◆ Aim of the task ◆
Identify and reproduce every line holding the string "this".

begin Exercise data

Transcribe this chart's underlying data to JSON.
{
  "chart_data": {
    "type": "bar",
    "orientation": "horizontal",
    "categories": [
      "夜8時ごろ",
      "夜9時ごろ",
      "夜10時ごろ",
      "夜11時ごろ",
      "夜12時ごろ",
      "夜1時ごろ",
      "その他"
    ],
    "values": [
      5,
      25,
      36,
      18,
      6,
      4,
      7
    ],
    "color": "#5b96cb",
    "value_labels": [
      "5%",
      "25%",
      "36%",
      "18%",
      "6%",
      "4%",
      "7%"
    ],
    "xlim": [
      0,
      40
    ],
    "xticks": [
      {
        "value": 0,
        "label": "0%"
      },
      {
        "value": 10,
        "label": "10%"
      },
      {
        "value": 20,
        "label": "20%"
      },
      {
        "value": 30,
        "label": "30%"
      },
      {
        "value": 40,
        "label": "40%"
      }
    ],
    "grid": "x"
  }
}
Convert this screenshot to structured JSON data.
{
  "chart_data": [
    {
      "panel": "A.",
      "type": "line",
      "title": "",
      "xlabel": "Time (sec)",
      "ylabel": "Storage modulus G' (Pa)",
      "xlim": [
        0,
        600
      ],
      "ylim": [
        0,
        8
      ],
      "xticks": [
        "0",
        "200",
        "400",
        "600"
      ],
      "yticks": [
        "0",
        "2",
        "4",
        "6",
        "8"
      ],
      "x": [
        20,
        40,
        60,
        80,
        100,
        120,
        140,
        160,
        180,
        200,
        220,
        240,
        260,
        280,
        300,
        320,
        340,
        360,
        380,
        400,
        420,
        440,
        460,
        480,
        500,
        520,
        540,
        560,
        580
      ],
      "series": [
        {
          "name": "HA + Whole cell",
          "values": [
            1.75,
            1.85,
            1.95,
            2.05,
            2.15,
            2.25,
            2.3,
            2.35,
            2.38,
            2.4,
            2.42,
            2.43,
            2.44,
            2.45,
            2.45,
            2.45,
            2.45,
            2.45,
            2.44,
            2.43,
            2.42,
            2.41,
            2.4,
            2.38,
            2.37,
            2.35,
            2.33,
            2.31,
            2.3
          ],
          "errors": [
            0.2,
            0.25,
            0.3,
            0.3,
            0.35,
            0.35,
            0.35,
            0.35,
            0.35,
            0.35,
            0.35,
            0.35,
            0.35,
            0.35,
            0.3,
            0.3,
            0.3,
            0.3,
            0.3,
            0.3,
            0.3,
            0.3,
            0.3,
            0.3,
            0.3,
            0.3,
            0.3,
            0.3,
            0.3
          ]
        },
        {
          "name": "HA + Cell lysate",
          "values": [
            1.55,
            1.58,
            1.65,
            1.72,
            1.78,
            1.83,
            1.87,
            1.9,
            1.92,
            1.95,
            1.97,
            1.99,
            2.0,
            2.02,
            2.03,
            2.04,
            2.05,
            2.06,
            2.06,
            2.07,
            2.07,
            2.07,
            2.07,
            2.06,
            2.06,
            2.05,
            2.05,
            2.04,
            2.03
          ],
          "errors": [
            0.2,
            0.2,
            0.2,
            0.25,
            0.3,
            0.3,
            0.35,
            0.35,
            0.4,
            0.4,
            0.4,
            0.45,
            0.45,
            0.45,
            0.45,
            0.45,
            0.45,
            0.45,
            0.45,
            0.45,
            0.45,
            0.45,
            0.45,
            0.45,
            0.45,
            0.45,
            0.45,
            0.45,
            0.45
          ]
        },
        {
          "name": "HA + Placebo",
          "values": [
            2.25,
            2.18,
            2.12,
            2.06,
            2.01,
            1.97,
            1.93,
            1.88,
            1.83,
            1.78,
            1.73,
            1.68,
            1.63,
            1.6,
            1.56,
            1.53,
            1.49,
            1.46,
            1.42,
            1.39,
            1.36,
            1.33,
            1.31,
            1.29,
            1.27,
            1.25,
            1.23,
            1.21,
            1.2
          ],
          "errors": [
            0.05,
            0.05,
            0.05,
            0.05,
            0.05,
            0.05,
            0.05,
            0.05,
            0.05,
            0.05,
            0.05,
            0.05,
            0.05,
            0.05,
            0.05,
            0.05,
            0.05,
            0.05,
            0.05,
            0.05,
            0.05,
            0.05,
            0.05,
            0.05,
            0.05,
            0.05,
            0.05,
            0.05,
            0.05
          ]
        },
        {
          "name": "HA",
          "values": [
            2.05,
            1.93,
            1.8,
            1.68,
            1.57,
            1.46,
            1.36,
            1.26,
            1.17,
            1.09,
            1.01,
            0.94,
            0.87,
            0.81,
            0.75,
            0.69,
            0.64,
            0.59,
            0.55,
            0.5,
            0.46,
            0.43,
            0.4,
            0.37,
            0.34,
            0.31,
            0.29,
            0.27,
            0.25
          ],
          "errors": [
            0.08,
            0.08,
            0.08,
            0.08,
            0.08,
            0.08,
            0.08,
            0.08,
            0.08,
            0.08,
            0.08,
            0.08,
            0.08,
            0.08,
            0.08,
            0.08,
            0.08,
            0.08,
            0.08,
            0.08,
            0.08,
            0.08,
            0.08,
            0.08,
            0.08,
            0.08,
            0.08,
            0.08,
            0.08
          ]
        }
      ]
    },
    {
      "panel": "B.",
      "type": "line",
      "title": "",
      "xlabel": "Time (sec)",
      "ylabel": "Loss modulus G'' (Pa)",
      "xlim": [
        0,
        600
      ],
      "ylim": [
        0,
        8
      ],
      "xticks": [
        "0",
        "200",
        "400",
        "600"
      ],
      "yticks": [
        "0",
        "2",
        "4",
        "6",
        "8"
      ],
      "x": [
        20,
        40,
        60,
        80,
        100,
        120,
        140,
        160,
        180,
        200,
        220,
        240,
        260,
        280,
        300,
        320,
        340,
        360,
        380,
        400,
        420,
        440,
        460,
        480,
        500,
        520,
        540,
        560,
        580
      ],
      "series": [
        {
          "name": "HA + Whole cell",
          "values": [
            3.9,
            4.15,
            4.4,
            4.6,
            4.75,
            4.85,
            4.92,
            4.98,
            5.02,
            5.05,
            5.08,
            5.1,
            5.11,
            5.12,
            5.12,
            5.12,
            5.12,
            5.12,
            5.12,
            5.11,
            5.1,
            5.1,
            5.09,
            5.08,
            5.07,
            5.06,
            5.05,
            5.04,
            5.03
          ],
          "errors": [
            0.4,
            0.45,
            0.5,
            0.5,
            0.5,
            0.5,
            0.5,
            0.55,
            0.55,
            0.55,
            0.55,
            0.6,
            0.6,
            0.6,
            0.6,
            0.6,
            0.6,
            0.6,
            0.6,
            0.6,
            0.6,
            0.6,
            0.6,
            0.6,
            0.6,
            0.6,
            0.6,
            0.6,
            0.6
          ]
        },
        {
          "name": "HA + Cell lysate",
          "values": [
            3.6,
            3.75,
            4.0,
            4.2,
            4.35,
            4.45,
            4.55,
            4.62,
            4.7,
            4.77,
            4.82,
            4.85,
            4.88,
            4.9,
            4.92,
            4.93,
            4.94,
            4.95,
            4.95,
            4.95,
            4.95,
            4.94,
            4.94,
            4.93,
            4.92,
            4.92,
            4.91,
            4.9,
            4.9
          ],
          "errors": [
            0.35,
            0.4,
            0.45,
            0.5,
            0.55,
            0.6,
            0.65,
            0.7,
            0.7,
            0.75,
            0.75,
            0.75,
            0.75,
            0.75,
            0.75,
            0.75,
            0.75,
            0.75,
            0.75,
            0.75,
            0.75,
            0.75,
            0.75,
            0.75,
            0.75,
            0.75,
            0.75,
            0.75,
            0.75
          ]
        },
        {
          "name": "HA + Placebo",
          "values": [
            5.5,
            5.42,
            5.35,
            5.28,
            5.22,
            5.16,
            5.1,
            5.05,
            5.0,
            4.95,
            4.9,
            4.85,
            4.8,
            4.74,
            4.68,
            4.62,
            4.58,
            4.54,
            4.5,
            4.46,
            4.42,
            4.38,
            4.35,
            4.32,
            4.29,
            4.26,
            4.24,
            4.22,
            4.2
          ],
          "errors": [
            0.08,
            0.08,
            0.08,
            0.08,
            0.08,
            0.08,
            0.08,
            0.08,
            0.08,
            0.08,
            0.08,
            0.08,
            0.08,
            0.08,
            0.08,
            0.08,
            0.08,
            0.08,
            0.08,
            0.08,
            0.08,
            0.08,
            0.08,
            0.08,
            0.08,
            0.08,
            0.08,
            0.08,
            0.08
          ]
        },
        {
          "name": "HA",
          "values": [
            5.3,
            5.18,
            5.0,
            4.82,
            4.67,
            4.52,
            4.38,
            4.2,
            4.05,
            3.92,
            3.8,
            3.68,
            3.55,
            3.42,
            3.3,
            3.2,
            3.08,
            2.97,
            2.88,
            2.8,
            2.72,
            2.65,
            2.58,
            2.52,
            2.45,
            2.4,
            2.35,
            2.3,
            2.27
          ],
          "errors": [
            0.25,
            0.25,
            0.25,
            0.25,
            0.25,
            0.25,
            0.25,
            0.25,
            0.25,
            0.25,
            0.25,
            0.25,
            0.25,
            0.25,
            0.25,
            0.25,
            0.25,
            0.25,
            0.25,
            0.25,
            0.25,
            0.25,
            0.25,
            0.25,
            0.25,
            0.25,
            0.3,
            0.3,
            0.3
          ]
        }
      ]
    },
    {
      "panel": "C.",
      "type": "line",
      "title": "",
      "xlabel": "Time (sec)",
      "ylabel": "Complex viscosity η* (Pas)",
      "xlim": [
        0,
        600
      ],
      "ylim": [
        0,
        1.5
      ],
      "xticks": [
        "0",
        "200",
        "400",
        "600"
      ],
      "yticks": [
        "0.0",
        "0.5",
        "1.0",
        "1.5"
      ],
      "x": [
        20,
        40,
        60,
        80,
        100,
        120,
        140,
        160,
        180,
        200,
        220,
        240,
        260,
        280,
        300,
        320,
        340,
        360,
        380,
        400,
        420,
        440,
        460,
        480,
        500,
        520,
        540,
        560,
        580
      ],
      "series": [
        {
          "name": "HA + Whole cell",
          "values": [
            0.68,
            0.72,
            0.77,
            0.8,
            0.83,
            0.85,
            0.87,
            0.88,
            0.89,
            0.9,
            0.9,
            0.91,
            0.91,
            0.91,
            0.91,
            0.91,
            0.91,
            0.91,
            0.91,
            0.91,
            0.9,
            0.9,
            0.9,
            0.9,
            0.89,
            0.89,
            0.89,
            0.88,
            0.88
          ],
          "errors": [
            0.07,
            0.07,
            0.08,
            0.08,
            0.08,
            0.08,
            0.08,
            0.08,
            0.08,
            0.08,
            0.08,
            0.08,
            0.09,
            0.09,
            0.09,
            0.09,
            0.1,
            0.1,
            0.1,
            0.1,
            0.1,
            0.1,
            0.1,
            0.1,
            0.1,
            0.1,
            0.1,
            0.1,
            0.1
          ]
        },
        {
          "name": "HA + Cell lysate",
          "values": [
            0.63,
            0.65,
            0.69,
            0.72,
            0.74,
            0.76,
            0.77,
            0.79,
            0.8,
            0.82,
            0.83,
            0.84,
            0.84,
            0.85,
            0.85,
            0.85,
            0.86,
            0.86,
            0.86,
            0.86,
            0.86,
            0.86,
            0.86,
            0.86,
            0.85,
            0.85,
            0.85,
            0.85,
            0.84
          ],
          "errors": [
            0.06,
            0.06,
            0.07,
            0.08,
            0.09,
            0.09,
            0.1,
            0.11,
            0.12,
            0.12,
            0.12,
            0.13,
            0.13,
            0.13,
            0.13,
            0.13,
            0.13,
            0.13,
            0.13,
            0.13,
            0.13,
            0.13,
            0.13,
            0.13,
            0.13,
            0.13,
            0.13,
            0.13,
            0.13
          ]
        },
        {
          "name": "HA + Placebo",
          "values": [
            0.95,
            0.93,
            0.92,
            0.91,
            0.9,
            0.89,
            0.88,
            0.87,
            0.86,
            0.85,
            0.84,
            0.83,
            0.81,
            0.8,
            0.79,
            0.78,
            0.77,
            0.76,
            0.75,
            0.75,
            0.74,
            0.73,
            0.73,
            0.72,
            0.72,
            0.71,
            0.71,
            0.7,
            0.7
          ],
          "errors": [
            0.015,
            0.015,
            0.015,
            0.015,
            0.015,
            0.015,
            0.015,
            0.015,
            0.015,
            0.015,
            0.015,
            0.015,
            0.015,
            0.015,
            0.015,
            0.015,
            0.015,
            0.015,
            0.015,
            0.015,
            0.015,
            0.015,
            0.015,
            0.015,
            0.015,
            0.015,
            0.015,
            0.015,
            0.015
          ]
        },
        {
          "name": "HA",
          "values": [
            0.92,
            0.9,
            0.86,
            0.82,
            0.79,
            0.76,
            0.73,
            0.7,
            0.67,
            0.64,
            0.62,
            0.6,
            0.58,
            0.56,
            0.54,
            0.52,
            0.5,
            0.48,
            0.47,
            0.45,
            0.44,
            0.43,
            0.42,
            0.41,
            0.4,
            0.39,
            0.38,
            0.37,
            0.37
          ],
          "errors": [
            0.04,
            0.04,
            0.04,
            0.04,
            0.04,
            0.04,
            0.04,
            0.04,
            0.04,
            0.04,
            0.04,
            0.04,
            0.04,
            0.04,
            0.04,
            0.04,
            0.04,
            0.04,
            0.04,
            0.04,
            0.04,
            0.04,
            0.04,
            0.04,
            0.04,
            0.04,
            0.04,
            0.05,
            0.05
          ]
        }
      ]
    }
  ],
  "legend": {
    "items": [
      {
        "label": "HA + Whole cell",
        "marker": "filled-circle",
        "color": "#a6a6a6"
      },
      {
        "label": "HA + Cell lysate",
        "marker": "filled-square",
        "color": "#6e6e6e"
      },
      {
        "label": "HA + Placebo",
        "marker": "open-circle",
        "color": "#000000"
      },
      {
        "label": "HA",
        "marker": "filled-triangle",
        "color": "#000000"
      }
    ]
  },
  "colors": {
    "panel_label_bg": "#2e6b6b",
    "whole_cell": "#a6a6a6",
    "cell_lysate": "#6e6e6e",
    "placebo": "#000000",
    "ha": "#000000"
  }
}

end Exercise data

◆ Correct result ◆
Transcribe this chart's underlying data to JSON.
Convert this screenshot to structured JSON data.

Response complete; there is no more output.